Part of a data file
_ _ _ _ _

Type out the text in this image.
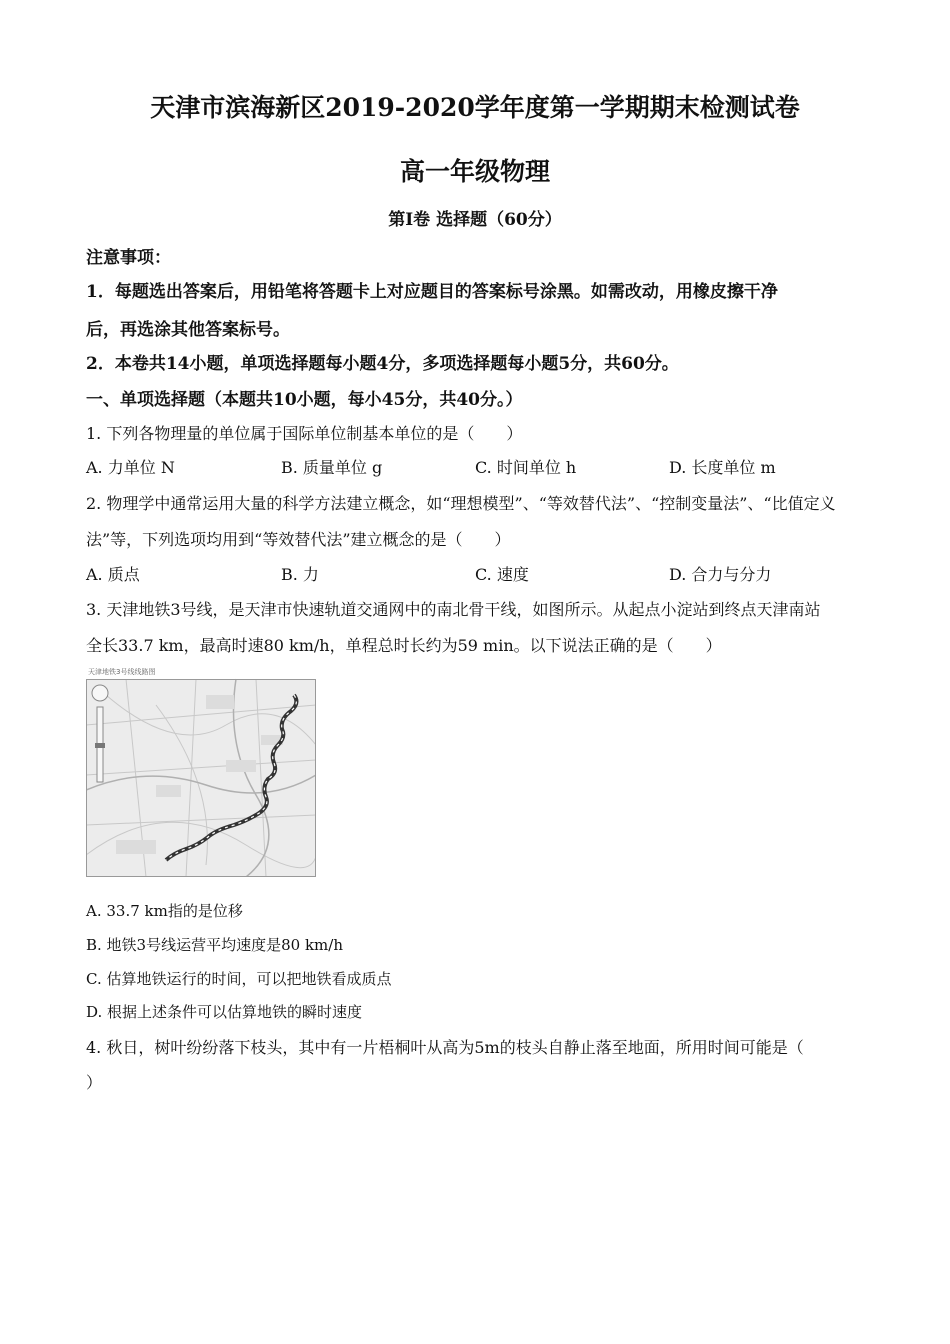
天津市滨海新区2019-2020学年度第一学期期末检测试卷
高一年级物理
第Ⅰ卷 选择题（60分）
注意事项：
1．每题选出答案后，用铅笔将答题卡上对应题目的答案标号涂黑。如需改动，用橡皮擦干净
后，再选涂其他答案标号。
2．本卷共14小题，单项选择题每小题4分，多项选择题每小题5分，共60分。
一、单项选择题（本题共10小题，每小45分，共40分。）
1. 下列各物理量的单位属于国际单位制基本单位的是（　　）
A. 力单位 N	B. 质量单位 g	C. 时间单位 h	D. 长度单位 m
2. 物理学中通常运用大量的科学方法建立概念，如“理想模型”、“等效替代法”、“控制变量法”、“比值定义
法”等，下列选项均用到“等效替代法”建立概念的是（　　）
A. 质点	B. 力	C. 速度	D. 合力与分力
3. 天津地铁3号线，是天津市快速轨道交通网中的南北骨干线，如图所示。从起点小淀站到终点天津南站
全长33.7 km，最高时速80 km/h，单程总时长约为59 min。以下说法正确的是（　　）
天津地铁3号线线路图
A. 33.7 km指的是位移
B. 地铁3号线运营平均速度是80 km/h
C. 估算地铁运行的时间，可以把地铁看成质点
D. 根据上述条件可以估算地铁的瞬时速度
4. 秋日，树叶纷纷落下枝头，其中有一片梧桐叶从高为5m的枝头自静止落至地面，所用时间可能是（
）
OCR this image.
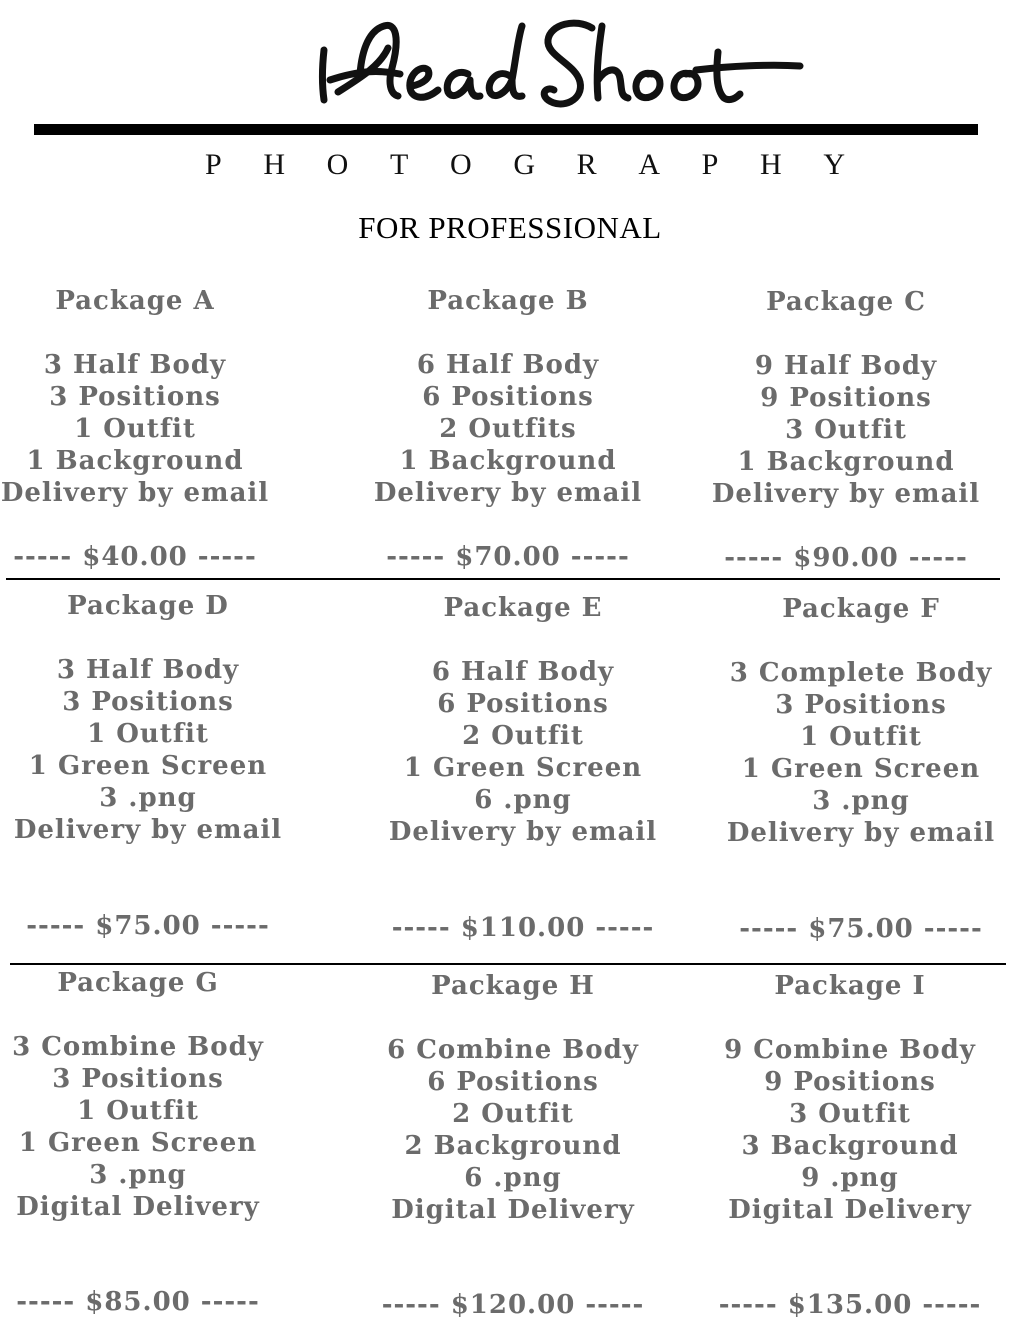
P H O T O G R A P H Y
FOR PROFESSIONAL
Package A
3 Half Body
3 Positions
1 Outfit
1 Background
Delivery by email
----- $40.00 -----
Package B
6 Half Body
6 Positions
2 Outfits
1 Background
Delivery by email
----- $70.00 -----
Package C
9 Half Body
9 Positions
3 Outfit
1 Background
Delivery by email
----- $90.00 -----
Package D
3 Half Body
3 Positions
1 Outfit
1 Green Screen
3 .png
Delivery by email
----- $75.00 -----
Package E
6 Half Body
6 Positions
2 Outfit
1 Green Screen
6 .png
Delivery by email
----- $110.00 -----
Package F
3 Complete Body
3 Positions
1 Outfit
1 Green Screen
3 .png
Delivery by email
----- $75.00 -----
Package G
3 Combine Body
3 Positions
1 Outfit
1 Green Screen
3 .png
Digital Delivery
----- $85.00 -----
Package H
6 Combine Body
6 Positions
2 Outfit
2 Background
6 .png
Digital Delivery
----- $120.00 -----
Package I
9 Combine Body
9 Positions
3 Outfit
3 Background
9 .png
Digital Delivery
----- $135.00 -----
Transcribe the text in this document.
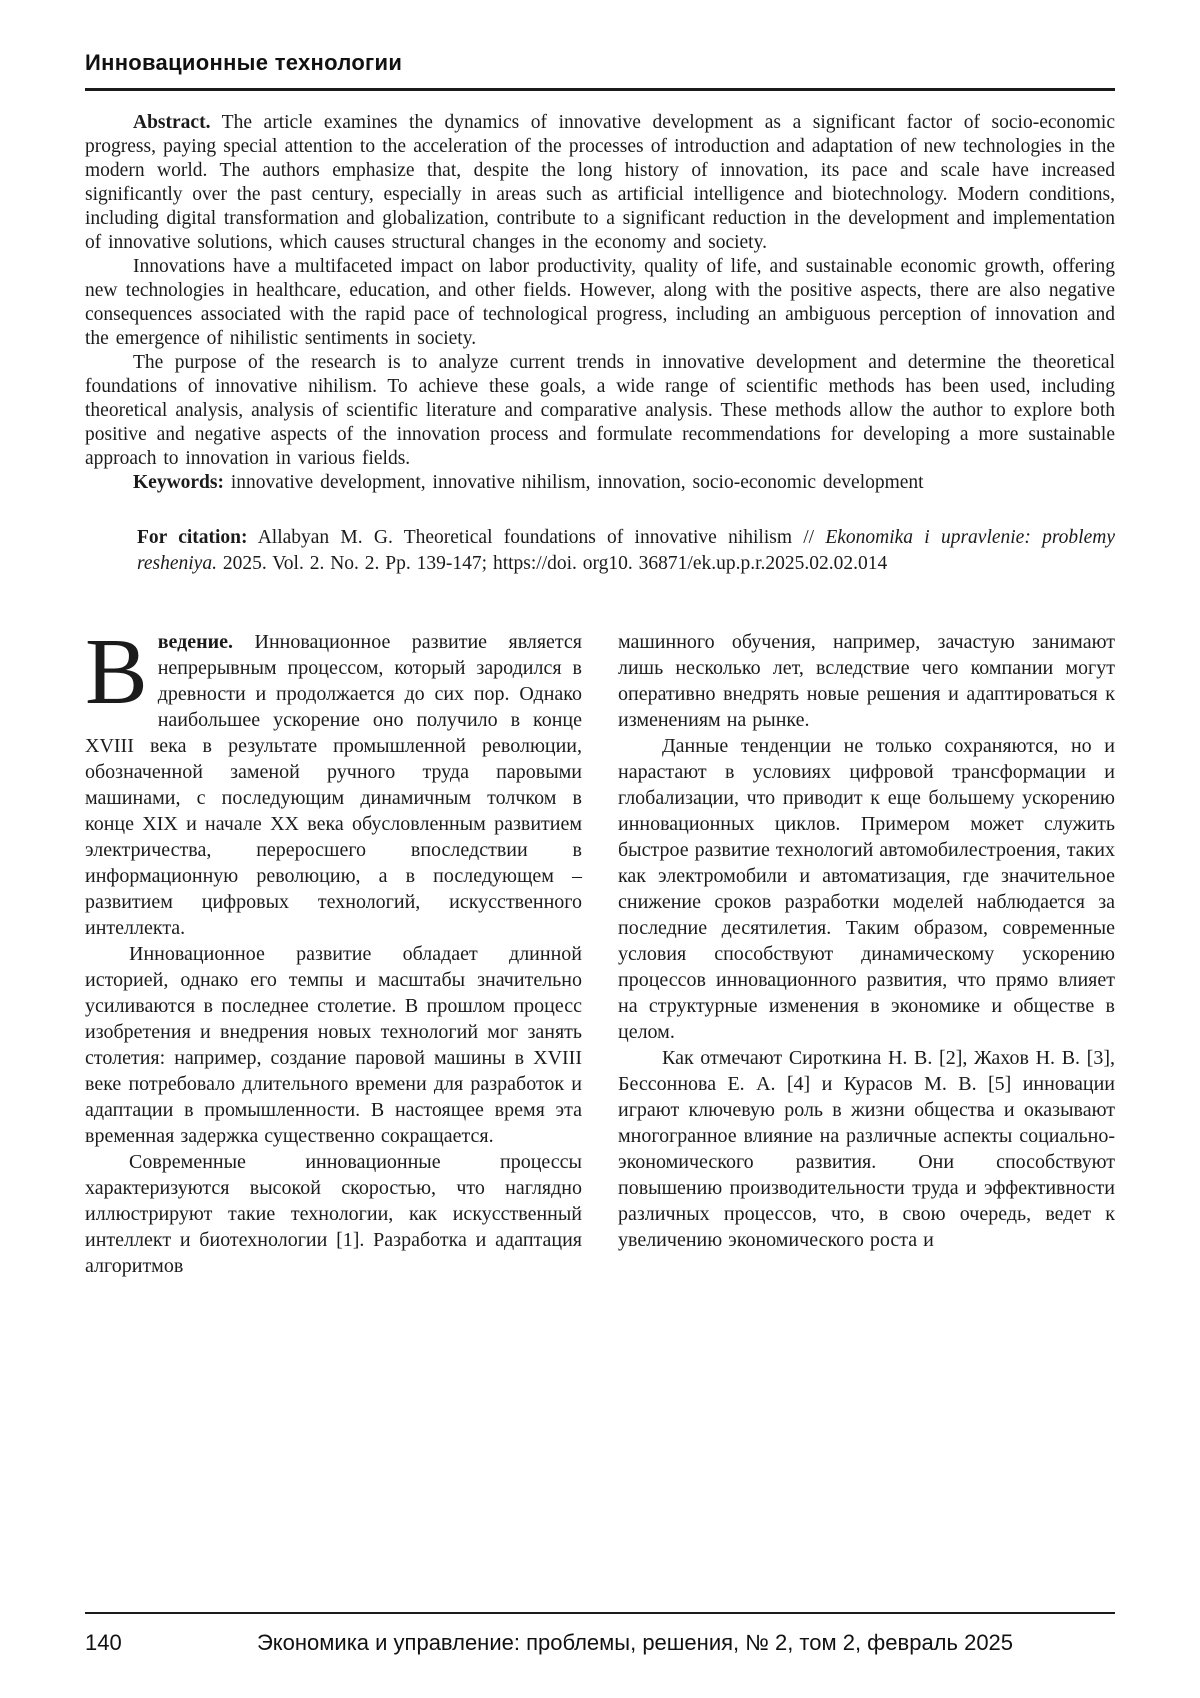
Инновационные технологии

Abstract. The article examines the dynamics of innovative development as a significant factor of socio-economic progress, paying special attention to the acceleration of the processes of introduction and adaptation of new technologies in the modern world. The authors emphasize that, despite the long history of innovation, its pace and scale have increased significantly over the past century, especially in areas such as artificial intelligence and biotechnology. Modern conditions, including digital transformation and globalization, contribute to a significant reduction in the development and implementation of innovative solutions, which causes structural changes in the economy and society.

Innovations have a multifaceted impact on labor productivity, quality of life, and sustainable economic growth, offering new technologies in healthcare, education, and other fields. However, along with the positive aspects, there are also negative consequences associated with the rapid pace of technological progress, including an ambiguous perception of innovation and the emergence of nihilistic sentiments in society.

The purpose of the research is to analyze current trends in innovative development and determine the theoretical foundations of innovative nihilism. To achieve these goals, a wide range of scientific methods has been used, including theoretical analysis, analysis of scientific literature and comparative analysis. These methods allow the author to explore both positive and negative aspects of the innovation process and formulate recommendations for developing a more sustainable approach to innovation in various fields.

Keywords: innovative development, innovative nihilism, innovation, socio-economic development

For citation: Allabyan M. G. Theoretical foundations of innovative nihilism // Ekonomika i upravlenie: problemy resheniya. 2025. Vol. 2. No. 2. Pp. 139-147; https://doi. org10. 36871/ek.up.p.r.2025.02.02.014

Введение. Инновационное развитие является непрерывным процессом, который зародился в древности и продолжается до сих пор. Однако наибольшее ускорение оно получило в конце XVIII века в результате промышленной революции, обозначенной заменой ручного труда паровыми машинами, с последующим динамичным толчком в конце XIX и начале XX века обусловленным развитием электричества, переросшего впоследствии в информационную революцию, а в последующем – развитием цифровых технологий, искусственного интеллекта.

Инновационное развитие обладает длинной историей, однако его темпы и масштабы значительно усиливаются в последнее столетие. В прошлом процесс изобретения и внедрения новых технологий мог занять столетия: например, создание паровой машины в XVIII веке потребовало длительного времени для разработок и адаптации в промышленности. В настоящее время эта временная задержка существенно сокращается.

Современные инновационные процессы характеризуются высокой скоростью, что наглядно иллюстрируют такие технологии, как искусственный интеллект и биотехнологии [1]. Разработка и адаптация алгоритмов

машинного обучения, например, зачастую занимают лишь несколько лет, вследствие чего компании могут оперативно внедрять новые решения и адаптироваться к изменениям на рынке.

Данные тенденции не только сохраняются, но и нарастают в условиях цифровой трансформации и глобализации, что приводит к еще большему ускорению инновационных циклов. Примером может служить быстрое развитие технологий автомобилестроения, таких как электромобили и автоматизация, где значительное снижение сроков разработки моделей наблюдается за последние десятилетия. Таким образом, современные условия способствуют динамическому ускорению процессов инновационного развития, что прямо влияет на структурные изменения в экономике и обществе в целом.

Как отмечают Сироткина Н. В. [2], Жахов Н. В. [3], Бессоннова Е. А. [4] и Курасов М. В. [5] инновации играют ключевую роль в жизни общества и оказывают многогранное влияние на различные аспекты социально-экономического развития. Они способствуют повышению производительности труда и эффективности различных процессов, что, в свою очередь, ведет к увеличению экономического роста и

140	Экономика и управление: проблемы, решения, № 2, том 2, февраль 2025
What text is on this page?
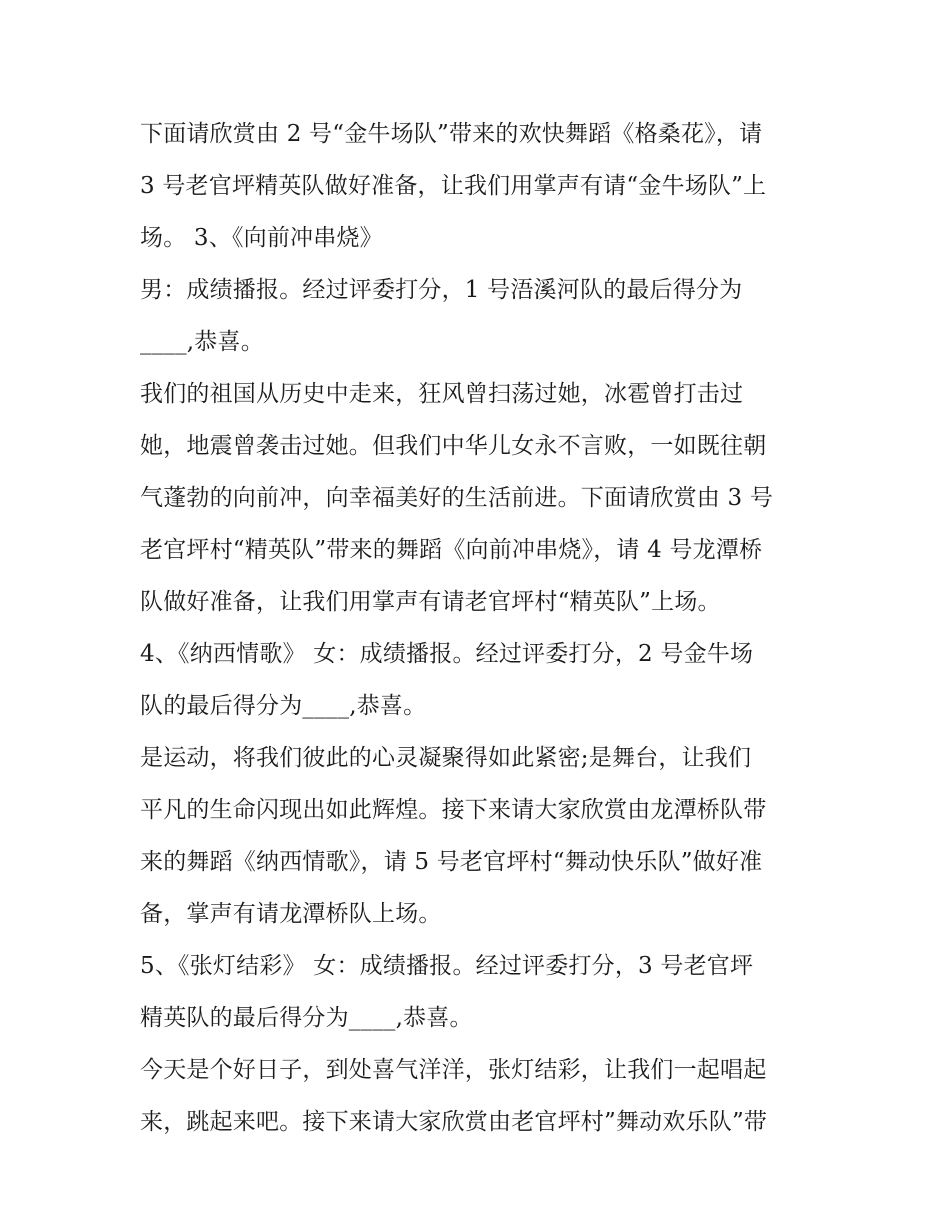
下面请欣赏由 2 号“金牛场队”带来的欢快舞蹈《格桑花》，请
3 号老官坪精英队做好准备，让我们用掌声有请“金牛场队”上
场。 3、《向前冲串烧》
男：成绩播报。经过评委打分，1 号浯溪河队的最后得分为
____,恭喜。
我们的祖国从历史中走来，狂风曾扫荡过她，冰雹曾打击过
她，地震曾袭击过她。但我们中华儿女永不言败，一如既往朝
气蓬勃的向前冲，向幸福美好的生活前进。下面请欣赏由 3 号
老官坪村“精英队”带来的舞蹈《向前冲串烧》，请 4 号龙潭桥
队做好准备，让我们用掌声有请老官坪村“精英队”上场。
4、《纳西情歌》 女：成绩播报。经过评委打分，2 号金牛场
队的最后得分为____,恭喜。
是运动，将我们彼此的心灵凝聚得如此紧密;是舞台，让我们
平凡的生命闪现出如此辉煌。接下来请大家欣赏由龙潭桥队带
来的舞蹈《纳西情歌》，请 5 号老官坪村“舞动快乐队”做好准
备，掌声有请龙潭桥队上场。
5、《张灯结彩》 女：成绩播报。经过评委打分，3 号老官坪
精英队的最后得分为____,恭喜。
今天是个好日子，到处喜气洋洋，张灯结彩，让我们一起唱起
来，跳起来吧。接下来请大家欣赏由老官坪村”舞动欢乐队”带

_ _ _ _ _

* [Set task]: Find the string "成绩播报" in the listing and return every line that holds it.

* [Complete answer]:
男：成绩播报。经过评委打分，1 号浯溪河队的最后得分为
4、《纳西情歌》 女：成绩播报。经过评委打分，2 号金牛场
5、《张灯结彩》 女：成绩播报。经过评委打分，3 号老官坪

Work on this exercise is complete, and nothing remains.